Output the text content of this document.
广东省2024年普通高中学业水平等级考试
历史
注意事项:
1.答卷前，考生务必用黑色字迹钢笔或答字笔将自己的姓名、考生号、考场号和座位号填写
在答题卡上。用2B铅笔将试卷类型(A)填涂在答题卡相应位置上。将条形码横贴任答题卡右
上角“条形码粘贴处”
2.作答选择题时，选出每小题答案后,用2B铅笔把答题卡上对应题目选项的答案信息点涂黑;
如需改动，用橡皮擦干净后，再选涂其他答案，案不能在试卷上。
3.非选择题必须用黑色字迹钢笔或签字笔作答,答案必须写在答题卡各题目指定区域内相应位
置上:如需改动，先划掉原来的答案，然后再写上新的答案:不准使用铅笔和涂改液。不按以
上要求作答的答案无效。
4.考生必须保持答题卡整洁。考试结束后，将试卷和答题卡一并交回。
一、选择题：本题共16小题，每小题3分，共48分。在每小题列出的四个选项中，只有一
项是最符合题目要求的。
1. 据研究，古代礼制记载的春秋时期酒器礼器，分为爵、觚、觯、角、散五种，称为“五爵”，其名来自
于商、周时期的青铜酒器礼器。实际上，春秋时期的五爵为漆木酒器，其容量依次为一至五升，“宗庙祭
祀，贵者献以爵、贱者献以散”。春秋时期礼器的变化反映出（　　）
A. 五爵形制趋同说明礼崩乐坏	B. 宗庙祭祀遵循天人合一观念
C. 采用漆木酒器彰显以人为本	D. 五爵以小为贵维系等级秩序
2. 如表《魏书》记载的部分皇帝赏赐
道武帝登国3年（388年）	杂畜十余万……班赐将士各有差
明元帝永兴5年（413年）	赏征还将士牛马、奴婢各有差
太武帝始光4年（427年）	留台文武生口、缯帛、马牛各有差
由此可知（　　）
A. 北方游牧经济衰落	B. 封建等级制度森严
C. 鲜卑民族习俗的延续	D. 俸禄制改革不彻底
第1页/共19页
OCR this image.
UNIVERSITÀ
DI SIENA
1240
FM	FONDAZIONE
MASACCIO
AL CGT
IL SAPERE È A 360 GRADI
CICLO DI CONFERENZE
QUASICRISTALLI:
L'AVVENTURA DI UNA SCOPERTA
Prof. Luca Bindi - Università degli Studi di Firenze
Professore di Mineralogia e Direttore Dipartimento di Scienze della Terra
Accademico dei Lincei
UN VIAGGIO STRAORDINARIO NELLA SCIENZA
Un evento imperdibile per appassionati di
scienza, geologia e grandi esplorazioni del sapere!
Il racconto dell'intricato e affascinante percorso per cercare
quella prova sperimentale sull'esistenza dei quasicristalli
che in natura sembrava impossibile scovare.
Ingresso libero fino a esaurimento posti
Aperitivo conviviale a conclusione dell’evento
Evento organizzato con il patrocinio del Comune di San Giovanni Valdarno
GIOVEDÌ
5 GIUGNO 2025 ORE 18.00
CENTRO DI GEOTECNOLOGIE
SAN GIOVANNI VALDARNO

● **Set exercise**
Scan the entries above. Copy each line that has the string "如需改动".

● **Written answer**
如需改动，用橡皮擦干净后，再选涂其他答案，案不能在试卷上。
置上:如需改动，先划掉原来的答案，然后再写上新的答案:不准使用铅笔和涂改液。不按以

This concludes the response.